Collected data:
════

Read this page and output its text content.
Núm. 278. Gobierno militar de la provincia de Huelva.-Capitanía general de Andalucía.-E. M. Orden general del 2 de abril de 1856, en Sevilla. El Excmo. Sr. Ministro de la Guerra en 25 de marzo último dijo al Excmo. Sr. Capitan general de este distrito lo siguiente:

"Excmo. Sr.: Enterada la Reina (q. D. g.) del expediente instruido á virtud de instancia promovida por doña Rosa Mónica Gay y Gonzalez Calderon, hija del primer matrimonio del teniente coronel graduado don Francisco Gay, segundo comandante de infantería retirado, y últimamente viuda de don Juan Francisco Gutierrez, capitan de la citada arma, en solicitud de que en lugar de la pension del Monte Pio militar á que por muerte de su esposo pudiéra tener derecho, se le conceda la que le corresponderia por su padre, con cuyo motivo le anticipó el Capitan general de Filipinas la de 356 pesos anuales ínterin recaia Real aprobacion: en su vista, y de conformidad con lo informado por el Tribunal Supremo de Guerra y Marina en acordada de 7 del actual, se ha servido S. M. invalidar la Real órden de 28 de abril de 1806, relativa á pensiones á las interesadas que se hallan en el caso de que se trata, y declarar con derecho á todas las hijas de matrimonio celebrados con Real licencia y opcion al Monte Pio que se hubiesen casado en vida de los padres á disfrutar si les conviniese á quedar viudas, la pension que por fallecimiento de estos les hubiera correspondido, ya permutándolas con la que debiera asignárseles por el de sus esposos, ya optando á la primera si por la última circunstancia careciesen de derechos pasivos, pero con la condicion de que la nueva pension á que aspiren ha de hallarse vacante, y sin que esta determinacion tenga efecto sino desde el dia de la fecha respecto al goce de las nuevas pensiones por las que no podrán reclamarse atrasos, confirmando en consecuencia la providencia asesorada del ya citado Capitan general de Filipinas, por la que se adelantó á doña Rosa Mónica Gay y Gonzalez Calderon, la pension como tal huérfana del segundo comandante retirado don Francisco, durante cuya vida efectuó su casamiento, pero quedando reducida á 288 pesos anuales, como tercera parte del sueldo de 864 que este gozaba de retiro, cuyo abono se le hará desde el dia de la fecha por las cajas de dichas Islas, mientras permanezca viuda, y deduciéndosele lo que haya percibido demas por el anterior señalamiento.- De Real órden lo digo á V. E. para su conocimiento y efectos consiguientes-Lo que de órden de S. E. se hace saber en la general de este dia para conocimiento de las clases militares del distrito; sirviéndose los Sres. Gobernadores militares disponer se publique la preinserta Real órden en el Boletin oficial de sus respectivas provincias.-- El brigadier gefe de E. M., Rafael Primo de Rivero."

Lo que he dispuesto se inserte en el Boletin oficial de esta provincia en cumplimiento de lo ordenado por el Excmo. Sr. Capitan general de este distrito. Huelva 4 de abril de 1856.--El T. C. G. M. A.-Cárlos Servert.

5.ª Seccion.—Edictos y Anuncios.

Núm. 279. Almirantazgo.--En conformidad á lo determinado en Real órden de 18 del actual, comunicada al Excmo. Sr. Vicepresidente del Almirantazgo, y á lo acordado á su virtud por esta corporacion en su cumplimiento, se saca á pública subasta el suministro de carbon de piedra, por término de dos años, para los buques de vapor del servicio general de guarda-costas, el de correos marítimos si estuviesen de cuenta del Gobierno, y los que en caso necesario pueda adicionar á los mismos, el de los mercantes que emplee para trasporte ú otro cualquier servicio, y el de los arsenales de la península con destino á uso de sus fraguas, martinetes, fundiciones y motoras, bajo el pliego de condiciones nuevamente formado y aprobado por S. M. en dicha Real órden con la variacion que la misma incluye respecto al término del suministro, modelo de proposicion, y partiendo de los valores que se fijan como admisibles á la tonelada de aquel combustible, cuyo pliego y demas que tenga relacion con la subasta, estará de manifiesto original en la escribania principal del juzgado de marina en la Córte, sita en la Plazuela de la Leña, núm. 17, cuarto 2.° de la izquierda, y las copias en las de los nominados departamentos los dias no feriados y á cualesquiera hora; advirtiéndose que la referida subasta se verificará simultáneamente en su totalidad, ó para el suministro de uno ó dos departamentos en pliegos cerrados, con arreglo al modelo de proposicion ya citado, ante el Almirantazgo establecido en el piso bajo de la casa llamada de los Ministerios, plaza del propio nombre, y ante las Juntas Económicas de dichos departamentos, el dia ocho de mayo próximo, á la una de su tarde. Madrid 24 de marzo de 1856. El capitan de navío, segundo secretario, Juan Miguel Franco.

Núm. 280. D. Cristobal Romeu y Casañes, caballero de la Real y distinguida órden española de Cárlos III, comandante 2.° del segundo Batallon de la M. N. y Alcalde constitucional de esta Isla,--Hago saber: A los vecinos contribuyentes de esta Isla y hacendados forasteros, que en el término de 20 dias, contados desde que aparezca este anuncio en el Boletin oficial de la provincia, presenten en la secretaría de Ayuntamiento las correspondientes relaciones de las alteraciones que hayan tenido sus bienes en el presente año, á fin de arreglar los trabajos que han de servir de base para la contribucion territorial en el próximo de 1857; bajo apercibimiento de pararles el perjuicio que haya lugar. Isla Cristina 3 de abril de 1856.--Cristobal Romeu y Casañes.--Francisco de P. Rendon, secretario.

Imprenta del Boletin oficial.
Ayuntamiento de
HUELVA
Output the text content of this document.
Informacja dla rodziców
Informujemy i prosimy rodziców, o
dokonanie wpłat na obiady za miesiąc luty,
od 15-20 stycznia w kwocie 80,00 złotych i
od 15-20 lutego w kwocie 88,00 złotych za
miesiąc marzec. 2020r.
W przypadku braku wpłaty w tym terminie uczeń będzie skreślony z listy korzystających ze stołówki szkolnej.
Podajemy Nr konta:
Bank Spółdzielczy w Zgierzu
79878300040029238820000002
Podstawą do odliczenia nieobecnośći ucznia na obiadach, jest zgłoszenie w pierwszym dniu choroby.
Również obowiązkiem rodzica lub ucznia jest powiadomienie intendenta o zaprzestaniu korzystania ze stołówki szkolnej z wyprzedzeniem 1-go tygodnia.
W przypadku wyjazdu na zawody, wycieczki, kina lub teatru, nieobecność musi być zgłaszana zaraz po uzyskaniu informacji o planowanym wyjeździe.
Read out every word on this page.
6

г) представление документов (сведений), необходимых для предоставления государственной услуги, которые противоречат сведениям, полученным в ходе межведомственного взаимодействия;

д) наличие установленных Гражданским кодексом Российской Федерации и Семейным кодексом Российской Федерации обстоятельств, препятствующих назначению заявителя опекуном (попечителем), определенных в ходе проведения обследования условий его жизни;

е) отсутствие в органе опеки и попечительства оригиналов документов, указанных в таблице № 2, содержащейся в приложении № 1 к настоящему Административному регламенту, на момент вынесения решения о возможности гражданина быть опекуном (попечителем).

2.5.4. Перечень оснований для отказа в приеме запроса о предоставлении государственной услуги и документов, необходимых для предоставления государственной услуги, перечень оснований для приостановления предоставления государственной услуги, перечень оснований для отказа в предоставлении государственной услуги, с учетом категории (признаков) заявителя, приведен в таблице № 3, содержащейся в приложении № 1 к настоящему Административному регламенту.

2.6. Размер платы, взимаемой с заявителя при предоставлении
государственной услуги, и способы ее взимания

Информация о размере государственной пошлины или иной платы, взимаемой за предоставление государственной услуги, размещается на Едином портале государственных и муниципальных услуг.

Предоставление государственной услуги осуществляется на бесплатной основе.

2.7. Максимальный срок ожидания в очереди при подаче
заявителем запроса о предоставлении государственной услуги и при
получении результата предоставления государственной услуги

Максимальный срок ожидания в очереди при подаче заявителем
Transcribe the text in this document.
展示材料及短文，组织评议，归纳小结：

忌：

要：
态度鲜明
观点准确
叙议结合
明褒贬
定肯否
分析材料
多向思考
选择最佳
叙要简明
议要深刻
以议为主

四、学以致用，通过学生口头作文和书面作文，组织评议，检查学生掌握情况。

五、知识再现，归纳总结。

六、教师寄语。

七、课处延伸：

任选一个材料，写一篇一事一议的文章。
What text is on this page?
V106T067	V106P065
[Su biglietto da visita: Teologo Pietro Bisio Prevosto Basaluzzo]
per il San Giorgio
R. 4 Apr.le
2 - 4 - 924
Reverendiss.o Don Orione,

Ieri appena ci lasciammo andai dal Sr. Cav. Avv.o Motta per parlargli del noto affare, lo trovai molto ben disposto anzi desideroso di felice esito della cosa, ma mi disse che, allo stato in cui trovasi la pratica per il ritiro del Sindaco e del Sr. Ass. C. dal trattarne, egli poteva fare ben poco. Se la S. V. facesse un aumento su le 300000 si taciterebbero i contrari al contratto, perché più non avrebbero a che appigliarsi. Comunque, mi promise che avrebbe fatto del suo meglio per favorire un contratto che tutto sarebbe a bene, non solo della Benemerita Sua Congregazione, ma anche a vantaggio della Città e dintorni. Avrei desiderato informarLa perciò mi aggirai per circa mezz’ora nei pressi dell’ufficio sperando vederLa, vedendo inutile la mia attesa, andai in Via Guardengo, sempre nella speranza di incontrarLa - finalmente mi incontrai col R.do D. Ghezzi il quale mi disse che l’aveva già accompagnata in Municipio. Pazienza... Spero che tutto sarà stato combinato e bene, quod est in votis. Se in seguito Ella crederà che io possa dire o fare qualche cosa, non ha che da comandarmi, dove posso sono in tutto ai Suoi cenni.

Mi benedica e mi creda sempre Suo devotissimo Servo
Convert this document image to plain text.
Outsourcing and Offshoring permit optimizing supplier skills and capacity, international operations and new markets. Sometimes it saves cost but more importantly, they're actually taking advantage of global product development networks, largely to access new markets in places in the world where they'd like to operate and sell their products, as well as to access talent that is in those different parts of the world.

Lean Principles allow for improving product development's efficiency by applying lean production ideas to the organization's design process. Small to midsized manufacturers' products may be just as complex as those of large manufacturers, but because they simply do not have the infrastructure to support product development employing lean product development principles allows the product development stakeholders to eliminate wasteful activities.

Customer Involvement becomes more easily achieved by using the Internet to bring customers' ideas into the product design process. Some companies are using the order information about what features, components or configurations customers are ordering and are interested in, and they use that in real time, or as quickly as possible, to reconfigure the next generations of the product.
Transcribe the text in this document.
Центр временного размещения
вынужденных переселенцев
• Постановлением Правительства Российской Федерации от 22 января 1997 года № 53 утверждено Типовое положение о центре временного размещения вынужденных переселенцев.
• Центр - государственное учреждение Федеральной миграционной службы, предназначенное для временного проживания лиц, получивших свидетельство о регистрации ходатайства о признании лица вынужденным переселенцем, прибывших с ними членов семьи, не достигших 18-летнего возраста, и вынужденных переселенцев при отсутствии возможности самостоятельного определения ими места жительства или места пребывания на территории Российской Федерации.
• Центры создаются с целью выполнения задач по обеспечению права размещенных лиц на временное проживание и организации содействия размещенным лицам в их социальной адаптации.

════

[Directive] Lines holding the word "государственной" should be counted across the entries; state only how many there are.

[Written reply] 7